**WHAT TO DO**
The entries below should be quoted exactly, with no pictures carried over.

**DATA TO USE**
## begin
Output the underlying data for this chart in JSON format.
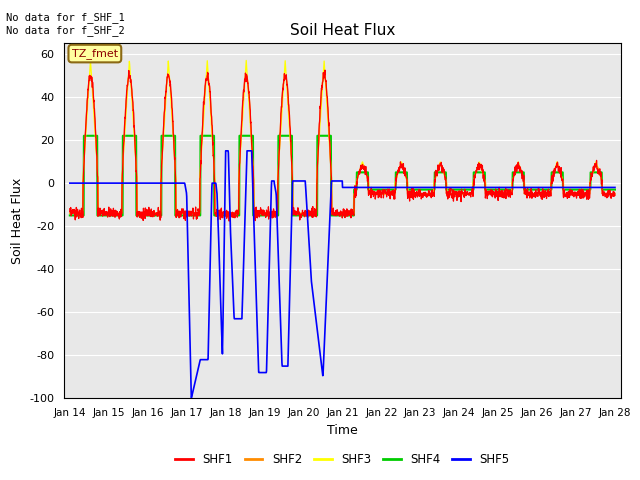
{
  "title": "Soil Heat Flux",
  "xlabel": "Time",
  "ylabel": "Soil Heat Flux",
  "text_annotations": [
    "No data for f_SHF_1",
    "No data for f_SHF_2"
  ],
  "box_label": "TZ_fmet",
  "ylim": [
    -100,
    65
  ],
  "yticks": [
    -100,
    -80,
    -60,
    -40,
    -20,
    0,
    20,
    40,
    60
  ],
  "xlim_start": 13.85,
  "xlim_end": 28.15,
  "xtick_labels": [
    "Jan 14",
    "Jan 15",
    "Jan 16",
    "Jan 17",
    "Jan 18",
    "Jan 19",
    "Jan 20",
    "Jan 21",
    "Jan 22",
    "Jan 23",
    "Jan 24",
    "Jan 25",
    "Jan 26",
    "Jan 27",
    "Jan 28"
  ],
  "xtick_positions": [
    14,
    15,
    16,
    17,
    18,
    19,
    20,
    21,
    22,
    23,
    24,
    25,
    26,
    27,
    28
  ],
  "colors": {
    "SHF1": "#FF0000",
    "SHF2": "#FF8C00",
    "SHF3": "#FFFF00",
    "SHF4": "#00CC00",
    "SHF5": "#0000FF"
  },
  "background_color": "#E8E8E8",
  "legend_entries": [
    "SHF1",
    "SHF2",
    "SHF3",
    "SHF4",
    "SHF5"
  ]
}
## end
**RESPONSE**
Output the underlying data for this chart in JSON format.
{
  "title": "Soil Heat Flux",
  "xlabel": "Time",
  "ylabel": "Soil Heat Flux",
  "text_annotations": [
    "No data for f_SHF_1",
    "No data for f_SHF_2"
  ],
  "box_label": "TZ_fmet",
  "ylim": [
    -100,
    65
  ],
  "yticks": [
    -100,
    -80,
    -60,
    -40,
    -20,
    0,
    20,
    40,
    60
  ],
  "xlim_start": 13.85,
  "xlim_end": 28.15,
  "xtick_labels": [
    "Jan 14",
    "Jan 15",
    "Jan 16",
    "Jan 17",
    "Jan 18",
    "Jan 19",
    "Jan 20",
    "Jan 21",
    "Jan 22",
    "Jan 23",
    "Jan 24",
    "Jan 25",
    "Jan 26",
    "Jan 27",
    "Jan 28"
  ],
  "xtick_positions": [
    14,
    15,
    16,
    17,
    18,
    19,
    20,
    21,
    22,
    23,
    24,
    25,
    26,
    27,
    28
  ],
  "colors": {
    "SHF1": "#FF0000",
    "SHF2": "#FF8C00",
    "SHF3": "#FFFF00",
    "SHF4": "#00CC00",
    "SHF5": "#0000FF"
  },
  "background_color": "#E8E8E8",
  "legend_entries": [
    "SHF1",
    "SHF2",
    "SHF3",
    "SHF4",
    "SHF5"
  ]
}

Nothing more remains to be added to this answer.